• **What the exercise asks**
Indicate only the number of lines in the listing below in which the word "this" appears.
────────────────────────────────────────
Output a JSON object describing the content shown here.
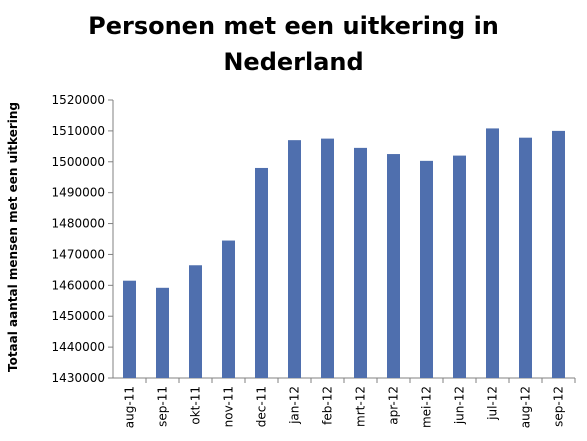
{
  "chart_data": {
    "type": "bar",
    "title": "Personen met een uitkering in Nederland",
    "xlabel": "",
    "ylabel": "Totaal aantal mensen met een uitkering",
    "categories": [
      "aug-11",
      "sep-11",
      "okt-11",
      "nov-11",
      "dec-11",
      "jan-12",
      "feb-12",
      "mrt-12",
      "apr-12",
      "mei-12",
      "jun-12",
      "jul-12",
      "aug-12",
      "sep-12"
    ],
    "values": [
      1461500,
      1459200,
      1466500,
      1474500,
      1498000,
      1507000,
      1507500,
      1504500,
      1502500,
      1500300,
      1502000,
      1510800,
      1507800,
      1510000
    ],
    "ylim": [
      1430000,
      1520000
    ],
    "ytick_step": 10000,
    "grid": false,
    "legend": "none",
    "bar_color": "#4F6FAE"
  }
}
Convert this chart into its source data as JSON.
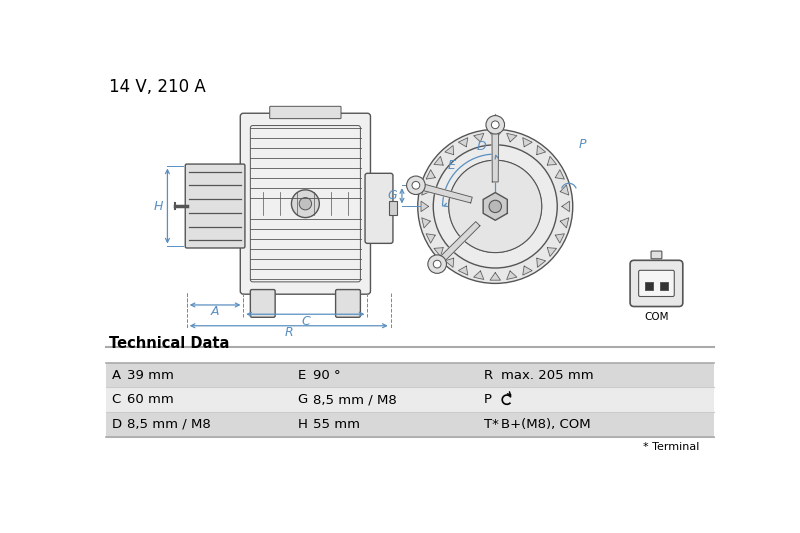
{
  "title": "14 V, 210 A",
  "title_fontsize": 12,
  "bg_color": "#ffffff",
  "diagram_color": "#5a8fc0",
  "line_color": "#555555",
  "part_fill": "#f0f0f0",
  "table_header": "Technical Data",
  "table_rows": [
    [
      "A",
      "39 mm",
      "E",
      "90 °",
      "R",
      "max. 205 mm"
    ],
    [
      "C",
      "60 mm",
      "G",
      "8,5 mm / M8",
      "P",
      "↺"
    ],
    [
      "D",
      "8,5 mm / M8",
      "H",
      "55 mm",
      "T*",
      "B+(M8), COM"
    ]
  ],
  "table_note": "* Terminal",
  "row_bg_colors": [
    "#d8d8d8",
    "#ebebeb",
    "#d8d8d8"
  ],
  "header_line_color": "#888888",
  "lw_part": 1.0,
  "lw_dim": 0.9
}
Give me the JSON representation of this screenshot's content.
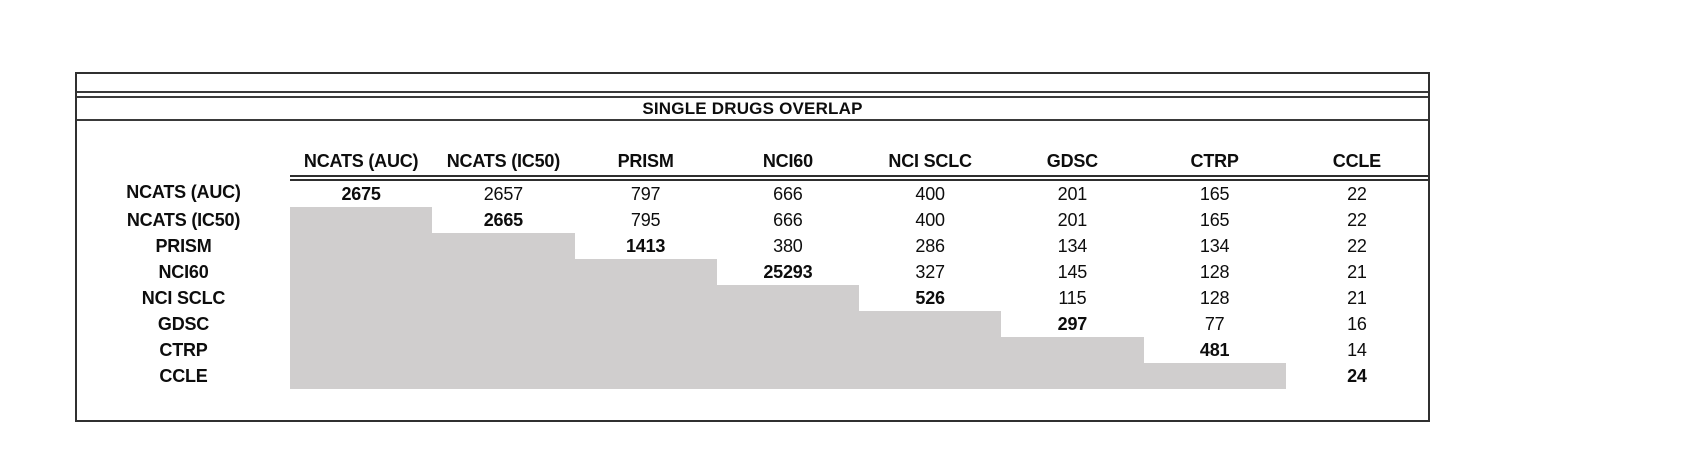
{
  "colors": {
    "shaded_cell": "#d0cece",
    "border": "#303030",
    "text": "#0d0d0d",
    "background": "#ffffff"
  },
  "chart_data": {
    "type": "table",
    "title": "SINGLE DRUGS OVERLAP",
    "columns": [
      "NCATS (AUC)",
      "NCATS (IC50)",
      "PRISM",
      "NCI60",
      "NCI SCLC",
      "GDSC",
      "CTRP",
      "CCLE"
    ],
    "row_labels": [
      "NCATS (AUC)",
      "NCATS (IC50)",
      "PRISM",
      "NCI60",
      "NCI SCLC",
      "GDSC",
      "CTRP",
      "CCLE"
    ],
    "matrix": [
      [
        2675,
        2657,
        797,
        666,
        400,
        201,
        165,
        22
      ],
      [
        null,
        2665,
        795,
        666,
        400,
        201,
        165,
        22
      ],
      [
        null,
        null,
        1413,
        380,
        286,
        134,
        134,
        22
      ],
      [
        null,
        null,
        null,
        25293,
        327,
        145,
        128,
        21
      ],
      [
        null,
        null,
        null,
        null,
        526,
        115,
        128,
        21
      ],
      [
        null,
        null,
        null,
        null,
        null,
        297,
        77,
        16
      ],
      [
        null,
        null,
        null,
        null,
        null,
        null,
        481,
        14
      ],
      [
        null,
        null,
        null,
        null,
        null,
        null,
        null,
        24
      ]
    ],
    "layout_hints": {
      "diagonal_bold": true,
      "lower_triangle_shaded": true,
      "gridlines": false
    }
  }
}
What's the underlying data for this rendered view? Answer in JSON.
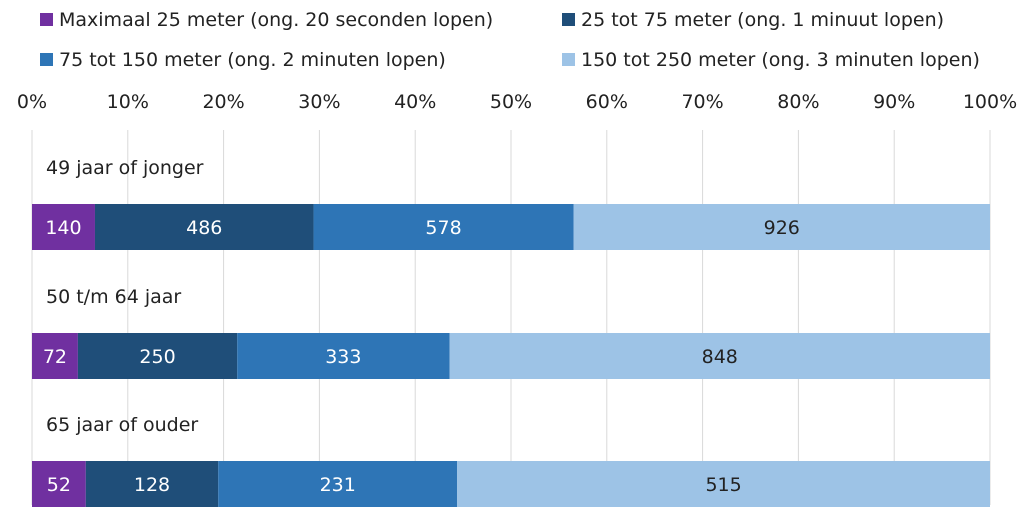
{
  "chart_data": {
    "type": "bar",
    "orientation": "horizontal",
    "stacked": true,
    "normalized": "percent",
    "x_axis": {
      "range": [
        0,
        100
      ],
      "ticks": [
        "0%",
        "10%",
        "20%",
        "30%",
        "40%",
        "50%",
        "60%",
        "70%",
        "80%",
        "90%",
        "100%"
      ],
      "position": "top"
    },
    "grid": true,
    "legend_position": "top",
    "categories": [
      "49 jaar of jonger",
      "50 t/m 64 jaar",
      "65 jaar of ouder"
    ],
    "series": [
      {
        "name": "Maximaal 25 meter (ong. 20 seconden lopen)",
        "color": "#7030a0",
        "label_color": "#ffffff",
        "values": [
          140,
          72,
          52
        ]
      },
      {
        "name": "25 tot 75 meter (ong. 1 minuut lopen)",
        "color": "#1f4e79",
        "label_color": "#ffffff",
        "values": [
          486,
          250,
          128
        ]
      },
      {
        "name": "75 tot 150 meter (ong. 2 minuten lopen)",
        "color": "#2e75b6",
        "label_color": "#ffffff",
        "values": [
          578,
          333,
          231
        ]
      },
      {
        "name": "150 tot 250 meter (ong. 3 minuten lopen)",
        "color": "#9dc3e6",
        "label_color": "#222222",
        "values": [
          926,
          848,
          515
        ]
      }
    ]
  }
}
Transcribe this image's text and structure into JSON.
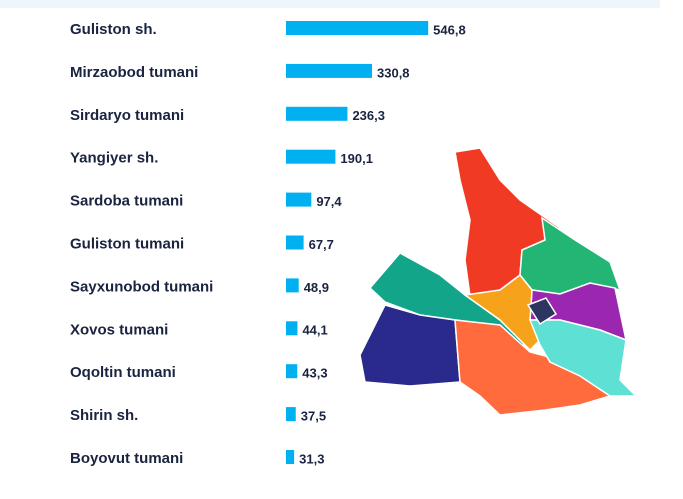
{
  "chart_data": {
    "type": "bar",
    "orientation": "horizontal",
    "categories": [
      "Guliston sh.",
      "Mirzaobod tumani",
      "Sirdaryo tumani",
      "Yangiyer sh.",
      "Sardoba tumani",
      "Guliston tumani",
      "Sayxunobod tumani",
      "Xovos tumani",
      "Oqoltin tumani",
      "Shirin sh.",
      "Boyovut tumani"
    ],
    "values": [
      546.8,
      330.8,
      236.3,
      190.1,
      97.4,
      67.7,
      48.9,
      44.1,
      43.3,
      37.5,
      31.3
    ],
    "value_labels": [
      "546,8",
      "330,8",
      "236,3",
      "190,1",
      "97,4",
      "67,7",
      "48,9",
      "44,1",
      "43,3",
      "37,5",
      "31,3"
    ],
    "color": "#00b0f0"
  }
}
────────────────────────────────────────
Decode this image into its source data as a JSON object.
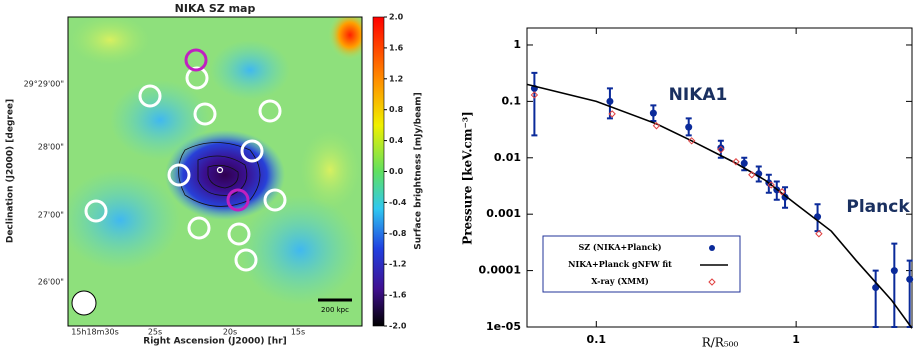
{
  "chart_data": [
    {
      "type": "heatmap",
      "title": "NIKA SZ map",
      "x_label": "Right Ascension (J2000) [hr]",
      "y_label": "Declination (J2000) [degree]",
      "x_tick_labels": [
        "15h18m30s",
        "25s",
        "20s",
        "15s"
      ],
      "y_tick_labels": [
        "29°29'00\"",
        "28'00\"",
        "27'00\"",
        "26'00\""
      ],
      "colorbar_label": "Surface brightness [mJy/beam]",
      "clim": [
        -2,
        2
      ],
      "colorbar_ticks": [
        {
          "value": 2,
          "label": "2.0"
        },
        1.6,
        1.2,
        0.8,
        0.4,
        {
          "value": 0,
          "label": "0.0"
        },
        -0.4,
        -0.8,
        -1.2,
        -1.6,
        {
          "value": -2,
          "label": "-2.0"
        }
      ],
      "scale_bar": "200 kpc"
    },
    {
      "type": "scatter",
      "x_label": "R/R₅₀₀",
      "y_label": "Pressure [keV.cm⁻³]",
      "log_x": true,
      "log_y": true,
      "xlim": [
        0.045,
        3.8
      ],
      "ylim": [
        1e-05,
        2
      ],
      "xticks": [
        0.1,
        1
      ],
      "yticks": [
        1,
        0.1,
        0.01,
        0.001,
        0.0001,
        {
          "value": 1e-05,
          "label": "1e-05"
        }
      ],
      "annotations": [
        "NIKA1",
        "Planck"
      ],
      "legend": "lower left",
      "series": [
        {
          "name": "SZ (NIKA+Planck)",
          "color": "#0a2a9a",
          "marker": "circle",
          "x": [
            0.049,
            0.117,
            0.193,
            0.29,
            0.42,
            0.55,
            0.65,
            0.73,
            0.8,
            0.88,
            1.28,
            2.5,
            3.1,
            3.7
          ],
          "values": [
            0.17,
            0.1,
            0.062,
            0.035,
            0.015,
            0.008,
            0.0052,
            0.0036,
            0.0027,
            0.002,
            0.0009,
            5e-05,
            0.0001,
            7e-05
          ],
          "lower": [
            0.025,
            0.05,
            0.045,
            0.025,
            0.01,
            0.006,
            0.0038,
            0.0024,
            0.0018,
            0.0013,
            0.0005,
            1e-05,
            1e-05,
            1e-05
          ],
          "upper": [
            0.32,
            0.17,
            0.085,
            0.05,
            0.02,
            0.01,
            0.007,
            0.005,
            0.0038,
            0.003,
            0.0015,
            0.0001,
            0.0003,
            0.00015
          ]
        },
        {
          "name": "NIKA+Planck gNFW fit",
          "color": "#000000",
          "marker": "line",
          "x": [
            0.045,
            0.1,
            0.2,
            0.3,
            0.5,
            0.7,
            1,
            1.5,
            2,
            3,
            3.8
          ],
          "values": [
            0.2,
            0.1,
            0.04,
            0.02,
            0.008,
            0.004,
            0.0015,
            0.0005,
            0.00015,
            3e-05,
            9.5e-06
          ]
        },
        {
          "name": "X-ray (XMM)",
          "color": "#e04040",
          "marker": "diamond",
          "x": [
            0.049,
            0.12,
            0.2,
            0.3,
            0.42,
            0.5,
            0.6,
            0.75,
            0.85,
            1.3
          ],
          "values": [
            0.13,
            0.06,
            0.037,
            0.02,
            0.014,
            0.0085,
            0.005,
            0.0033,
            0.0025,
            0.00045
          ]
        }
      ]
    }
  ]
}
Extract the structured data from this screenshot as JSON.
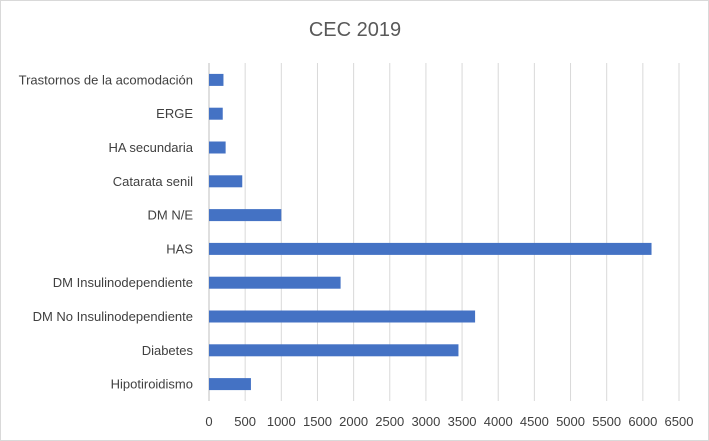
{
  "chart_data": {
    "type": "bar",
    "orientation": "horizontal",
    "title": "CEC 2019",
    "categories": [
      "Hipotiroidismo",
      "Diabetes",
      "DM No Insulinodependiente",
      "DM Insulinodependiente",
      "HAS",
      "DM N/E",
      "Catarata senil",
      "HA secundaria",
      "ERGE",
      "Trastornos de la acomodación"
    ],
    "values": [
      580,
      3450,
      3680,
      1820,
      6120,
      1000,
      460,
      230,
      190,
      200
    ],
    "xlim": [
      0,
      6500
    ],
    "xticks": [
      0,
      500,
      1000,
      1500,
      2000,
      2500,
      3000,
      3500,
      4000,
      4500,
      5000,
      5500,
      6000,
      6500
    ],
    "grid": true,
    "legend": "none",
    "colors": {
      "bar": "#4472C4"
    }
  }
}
────────────────────────────────────────
• **Written response**
6